Aim. Take all the material and copy it exactly.
┌─ Provided records
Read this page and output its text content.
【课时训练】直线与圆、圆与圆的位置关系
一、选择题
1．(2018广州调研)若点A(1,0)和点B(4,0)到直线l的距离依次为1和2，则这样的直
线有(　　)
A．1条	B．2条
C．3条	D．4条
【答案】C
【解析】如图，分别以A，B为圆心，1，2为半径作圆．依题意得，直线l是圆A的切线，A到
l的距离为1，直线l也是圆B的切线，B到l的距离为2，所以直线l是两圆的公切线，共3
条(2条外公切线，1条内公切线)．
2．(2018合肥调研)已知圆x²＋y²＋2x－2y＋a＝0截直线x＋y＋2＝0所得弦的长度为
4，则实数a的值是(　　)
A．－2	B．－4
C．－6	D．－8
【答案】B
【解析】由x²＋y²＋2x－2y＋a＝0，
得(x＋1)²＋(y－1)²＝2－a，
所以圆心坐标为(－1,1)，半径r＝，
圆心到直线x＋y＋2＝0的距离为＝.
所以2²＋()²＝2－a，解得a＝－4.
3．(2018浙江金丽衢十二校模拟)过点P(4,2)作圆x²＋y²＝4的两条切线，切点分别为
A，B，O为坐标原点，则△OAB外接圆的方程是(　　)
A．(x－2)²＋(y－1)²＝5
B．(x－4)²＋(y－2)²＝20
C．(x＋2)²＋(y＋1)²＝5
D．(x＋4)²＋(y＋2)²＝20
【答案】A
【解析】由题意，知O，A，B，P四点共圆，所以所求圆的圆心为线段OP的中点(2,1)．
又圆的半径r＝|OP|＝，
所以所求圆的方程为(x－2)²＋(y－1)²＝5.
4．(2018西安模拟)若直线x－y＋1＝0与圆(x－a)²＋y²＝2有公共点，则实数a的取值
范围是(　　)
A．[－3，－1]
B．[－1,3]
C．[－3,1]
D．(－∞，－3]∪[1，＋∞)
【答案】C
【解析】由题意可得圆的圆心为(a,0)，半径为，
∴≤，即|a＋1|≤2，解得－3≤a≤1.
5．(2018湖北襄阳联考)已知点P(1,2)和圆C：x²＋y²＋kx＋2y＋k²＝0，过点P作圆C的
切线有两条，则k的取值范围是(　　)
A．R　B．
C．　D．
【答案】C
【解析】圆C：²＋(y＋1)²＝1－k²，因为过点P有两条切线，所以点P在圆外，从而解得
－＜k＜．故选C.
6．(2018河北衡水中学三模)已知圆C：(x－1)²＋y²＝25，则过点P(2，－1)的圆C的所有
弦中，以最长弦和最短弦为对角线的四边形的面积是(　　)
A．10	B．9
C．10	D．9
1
└─
Completed exercise.
Read this page and output its text content.
【课时训练】直线与圆、圆与圆的位置关系
一、选择题
1．(2018广州调研)若点A(1,0)和点B(4,0)到直线l的距离依次为1和2，则这样的直
线有(　　)
A．1条	B．2条
C．3条	D．4条
【答案】C
【解析】如图，分别以A，B为圆心，1，2为半径作圆．依题意得，直线l是圆A的切线，A到
l的距离为1，直线l也是圆B的切线，B到l的距离为2，所以直线l是两圆的公切线，共3
条(2条外公切线，1条内公切线)．
2．(2018合肥调研)已知圆x²＋y²＋2x－2y＋a＝0截直线x＋y＋2＝0所得弦的长度为
4，则实数a的值是(　　)
A．－2	B．－4
C．－6	D．－8
【答案】B
【解析】由x²＋y²＋2x－2y＋a＝0，
得(x＋1)²＋(y－1)²＝2－a，
所以圆心坐标为(－1,1)，半径r＝，
圆心到直线x＋y＋2＝0的距离为＝.
所以2²＋()²＝2－a，解得a＝－4.
3．(2018浙江金丽衢十二校模拟)过点P(4,2)作圆x²＋y²＝4的两条切线，切点分别为
A，B，O为坐标原点，则△OAB外接圆的方程是(　　)
A．(x－2)²＋(y－1)²＝5
B．(x－4)²＋(y－2)²＝20
C．(x＋2)²＋(y＋1)²＝5
D．(x＋4)²＋(y＋2)²＝20
【答案】A
【解析】由题意，知O，A，B，P四点共圆，所以所求圆的圆心为线段OP的中点(2,1)．
又圆的半径r＝|OP|＝，
所以所求圆的方程为(x－2)²＋(y－1)²＝5.
4．(2018西安模拟)若直线x－y＋1＝0与圆(x－a)²＋y²＝2有公共点，则实数a的取值
范围是(　　)
A．[－3，－1]
B．[－1,3]
C．[－3,1]
D．(－∞，－3]∪[1，＋∞)
【答案】C
【解析】由题意可得圆的圆心为(a,0)，半径为，
∴≤，即|a＋1|≤2，解得－3≤a≤1.
5．(2018湖北襄阳联考)已知点P(1,2)和圆C：x²＋y²＋kx＋2y＋k²＝0，过点P作圆C的
切线有两条，则k的取值范围是(　　)
A．R　B．
C．　D．
【答案】C
【解析】圆C：²＋(y＋1)²＝1－k²，因为过点P有两条切线，所以点P在圆外，从而解得
－＜k＜．故选C.
6．(2018河北衡水中学三模)已知圆C：(x－1)²＋y²＝25，则过点P(2，－1)的圆C的所有
弦中，以最长弦和最短弦为对角线的四边形的面积是(　　)
A．10	B．9
C．10	D．9
1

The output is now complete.